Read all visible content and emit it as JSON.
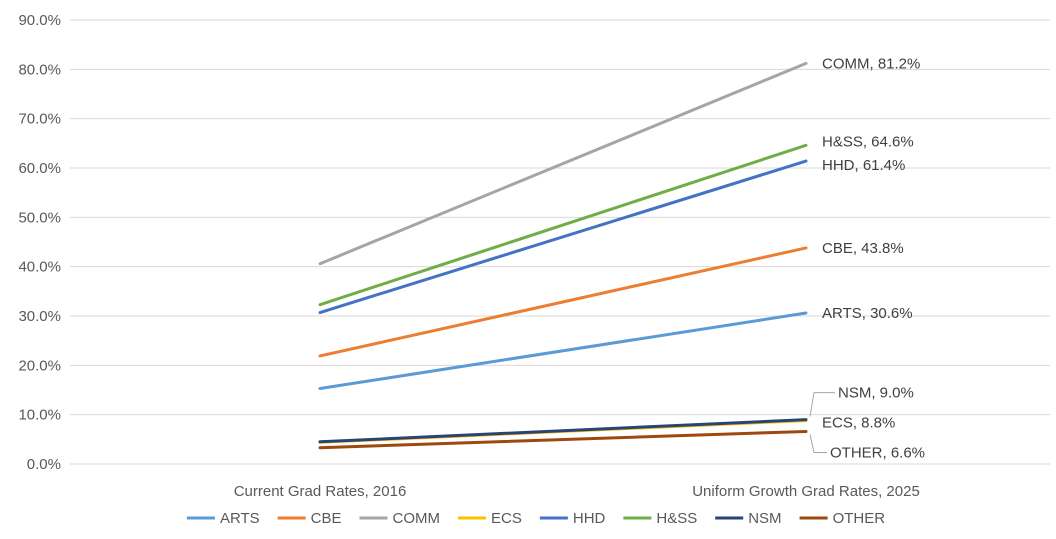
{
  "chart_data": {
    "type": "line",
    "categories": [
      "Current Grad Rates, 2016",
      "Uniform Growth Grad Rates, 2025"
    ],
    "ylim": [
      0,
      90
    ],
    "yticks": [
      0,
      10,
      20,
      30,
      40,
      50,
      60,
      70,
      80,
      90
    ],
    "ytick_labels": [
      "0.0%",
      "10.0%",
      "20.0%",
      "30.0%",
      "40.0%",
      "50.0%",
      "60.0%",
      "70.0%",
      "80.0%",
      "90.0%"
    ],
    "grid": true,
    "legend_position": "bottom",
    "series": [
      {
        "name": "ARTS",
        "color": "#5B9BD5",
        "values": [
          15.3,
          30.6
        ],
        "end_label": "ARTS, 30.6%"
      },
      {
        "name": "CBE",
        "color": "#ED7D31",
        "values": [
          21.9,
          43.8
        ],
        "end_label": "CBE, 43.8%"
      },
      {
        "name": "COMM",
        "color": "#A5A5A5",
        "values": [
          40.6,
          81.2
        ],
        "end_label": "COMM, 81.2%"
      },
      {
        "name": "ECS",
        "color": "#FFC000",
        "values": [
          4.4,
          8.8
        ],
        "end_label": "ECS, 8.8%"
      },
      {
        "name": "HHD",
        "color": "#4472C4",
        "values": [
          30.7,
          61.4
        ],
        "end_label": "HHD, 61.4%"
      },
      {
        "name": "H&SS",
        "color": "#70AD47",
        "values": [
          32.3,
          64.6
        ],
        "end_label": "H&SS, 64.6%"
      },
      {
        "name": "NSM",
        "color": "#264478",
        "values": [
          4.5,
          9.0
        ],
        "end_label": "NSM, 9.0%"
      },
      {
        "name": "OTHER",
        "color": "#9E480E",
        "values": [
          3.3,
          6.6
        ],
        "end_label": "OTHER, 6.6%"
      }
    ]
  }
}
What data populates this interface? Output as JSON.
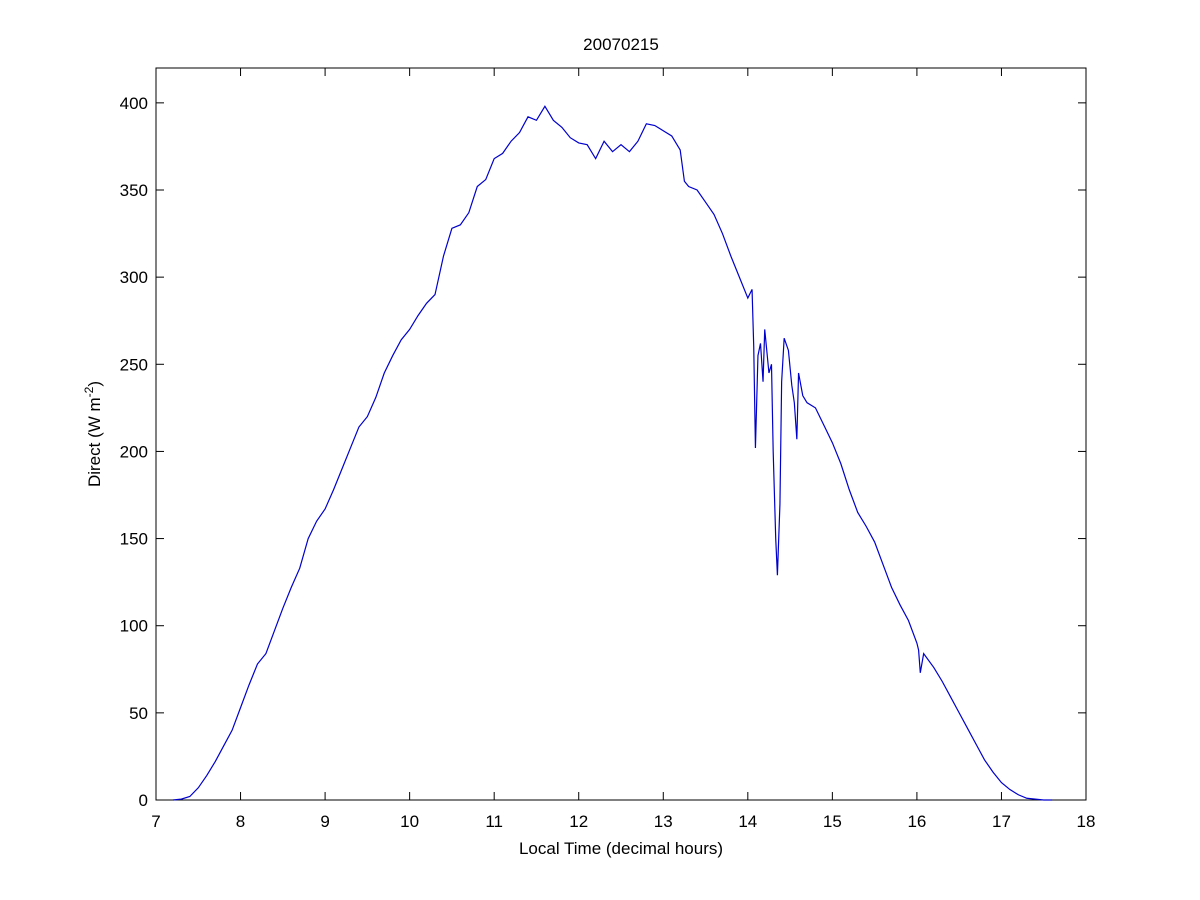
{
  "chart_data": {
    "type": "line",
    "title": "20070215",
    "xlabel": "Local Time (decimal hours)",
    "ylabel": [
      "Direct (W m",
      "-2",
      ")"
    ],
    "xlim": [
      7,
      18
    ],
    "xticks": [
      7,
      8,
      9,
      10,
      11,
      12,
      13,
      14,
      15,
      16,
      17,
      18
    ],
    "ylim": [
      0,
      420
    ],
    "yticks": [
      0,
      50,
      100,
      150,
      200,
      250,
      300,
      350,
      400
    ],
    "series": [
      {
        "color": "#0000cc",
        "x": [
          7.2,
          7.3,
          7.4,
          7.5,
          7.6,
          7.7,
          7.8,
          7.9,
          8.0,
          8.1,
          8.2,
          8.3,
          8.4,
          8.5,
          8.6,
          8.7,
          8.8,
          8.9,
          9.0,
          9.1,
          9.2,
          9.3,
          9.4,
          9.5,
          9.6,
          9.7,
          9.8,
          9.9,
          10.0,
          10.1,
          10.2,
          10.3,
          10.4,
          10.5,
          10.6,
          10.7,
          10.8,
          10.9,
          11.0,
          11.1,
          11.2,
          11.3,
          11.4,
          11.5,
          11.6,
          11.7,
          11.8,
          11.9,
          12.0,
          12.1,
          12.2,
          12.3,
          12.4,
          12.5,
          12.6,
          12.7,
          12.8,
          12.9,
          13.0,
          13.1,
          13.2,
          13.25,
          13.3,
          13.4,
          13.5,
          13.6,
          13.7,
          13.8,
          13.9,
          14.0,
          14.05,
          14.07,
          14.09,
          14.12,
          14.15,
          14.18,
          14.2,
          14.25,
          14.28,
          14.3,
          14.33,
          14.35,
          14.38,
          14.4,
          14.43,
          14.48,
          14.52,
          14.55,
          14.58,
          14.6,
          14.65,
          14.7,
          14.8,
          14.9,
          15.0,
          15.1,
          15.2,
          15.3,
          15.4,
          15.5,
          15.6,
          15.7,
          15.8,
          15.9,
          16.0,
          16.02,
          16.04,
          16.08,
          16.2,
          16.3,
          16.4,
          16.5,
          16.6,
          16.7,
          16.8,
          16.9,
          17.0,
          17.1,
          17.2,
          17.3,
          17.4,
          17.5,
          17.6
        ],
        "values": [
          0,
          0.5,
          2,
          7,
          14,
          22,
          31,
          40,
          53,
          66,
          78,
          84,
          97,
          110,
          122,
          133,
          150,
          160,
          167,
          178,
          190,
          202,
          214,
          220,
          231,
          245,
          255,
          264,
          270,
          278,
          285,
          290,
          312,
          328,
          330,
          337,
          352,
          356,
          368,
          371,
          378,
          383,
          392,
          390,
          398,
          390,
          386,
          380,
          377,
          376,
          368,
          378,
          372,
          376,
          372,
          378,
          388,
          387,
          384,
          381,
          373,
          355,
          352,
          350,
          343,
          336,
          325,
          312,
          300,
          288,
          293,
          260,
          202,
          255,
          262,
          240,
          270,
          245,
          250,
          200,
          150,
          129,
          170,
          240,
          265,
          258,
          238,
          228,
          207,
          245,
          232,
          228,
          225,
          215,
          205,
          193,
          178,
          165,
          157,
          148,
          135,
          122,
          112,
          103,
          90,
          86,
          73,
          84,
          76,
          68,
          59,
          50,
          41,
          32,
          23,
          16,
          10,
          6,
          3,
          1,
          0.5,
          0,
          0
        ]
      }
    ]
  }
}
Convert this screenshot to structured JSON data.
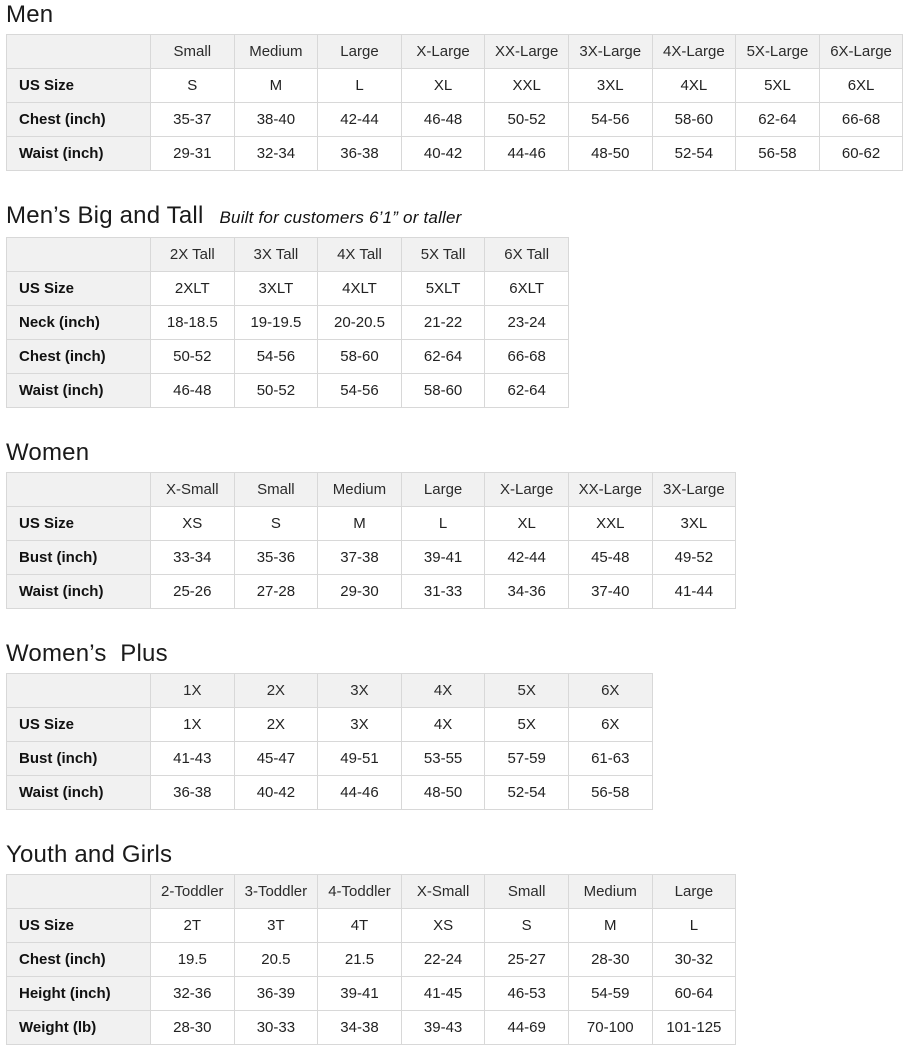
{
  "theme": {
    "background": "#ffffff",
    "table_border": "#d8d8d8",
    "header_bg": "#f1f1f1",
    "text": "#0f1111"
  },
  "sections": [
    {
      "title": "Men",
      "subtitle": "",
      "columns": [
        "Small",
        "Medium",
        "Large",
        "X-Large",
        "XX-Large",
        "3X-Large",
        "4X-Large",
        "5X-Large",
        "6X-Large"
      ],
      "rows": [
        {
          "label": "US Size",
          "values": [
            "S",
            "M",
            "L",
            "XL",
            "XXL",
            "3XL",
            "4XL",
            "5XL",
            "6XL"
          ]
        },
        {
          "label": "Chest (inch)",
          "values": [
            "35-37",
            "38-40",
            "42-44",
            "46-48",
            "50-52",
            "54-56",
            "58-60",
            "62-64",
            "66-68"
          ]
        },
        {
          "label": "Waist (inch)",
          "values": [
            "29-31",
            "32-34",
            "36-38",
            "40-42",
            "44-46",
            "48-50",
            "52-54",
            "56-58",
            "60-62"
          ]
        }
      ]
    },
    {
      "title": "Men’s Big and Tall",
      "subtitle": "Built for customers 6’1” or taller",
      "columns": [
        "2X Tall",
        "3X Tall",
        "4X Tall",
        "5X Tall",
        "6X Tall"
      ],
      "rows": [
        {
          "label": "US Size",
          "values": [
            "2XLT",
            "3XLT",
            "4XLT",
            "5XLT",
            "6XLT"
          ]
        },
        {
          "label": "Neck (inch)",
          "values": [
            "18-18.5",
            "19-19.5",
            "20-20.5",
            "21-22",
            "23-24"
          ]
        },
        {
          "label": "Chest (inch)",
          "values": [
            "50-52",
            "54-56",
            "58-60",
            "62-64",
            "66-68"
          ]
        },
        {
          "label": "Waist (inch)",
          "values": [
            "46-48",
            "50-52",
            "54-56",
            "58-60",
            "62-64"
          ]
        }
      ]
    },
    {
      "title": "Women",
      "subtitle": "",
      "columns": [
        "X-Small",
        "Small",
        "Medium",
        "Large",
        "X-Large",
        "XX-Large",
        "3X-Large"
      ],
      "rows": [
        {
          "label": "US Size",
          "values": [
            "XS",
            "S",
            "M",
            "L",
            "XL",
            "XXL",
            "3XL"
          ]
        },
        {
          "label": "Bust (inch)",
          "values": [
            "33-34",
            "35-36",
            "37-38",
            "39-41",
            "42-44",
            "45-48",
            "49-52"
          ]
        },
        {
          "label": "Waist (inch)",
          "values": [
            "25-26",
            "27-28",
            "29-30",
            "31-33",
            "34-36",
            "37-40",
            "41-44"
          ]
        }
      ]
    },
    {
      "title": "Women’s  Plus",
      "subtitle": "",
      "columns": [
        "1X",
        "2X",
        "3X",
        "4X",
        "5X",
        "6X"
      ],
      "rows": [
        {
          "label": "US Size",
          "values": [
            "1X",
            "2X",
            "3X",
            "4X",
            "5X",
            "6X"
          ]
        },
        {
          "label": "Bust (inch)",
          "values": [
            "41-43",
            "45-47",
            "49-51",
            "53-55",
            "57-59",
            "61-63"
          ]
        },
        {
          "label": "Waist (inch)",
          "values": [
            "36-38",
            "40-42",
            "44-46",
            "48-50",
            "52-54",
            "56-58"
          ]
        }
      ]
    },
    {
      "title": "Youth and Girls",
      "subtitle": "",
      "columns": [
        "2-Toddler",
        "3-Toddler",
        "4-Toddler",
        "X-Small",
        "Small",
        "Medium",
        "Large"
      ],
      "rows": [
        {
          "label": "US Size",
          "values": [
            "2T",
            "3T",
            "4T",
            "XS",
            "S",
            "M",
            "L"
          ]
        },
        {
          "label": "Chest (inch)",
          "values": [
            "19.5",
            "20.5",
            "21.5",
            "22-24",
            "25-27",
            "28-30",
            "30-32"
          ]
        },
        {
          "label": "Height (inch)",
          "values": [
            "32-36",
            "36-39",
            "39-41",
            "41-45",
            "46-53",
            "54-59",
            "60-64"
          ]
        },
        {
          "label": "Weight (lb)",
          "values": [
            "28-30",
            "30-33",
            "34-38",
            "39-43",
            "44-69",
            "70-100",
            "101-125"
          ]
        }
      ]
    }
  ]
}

### WHAT NEEDS TO BE DONE
Copy all lines from the data that hold the word "this".

### EXERCISE RESULT
What data populates this interface? Output as JSON.
Convert this screenshot to structured JSON data.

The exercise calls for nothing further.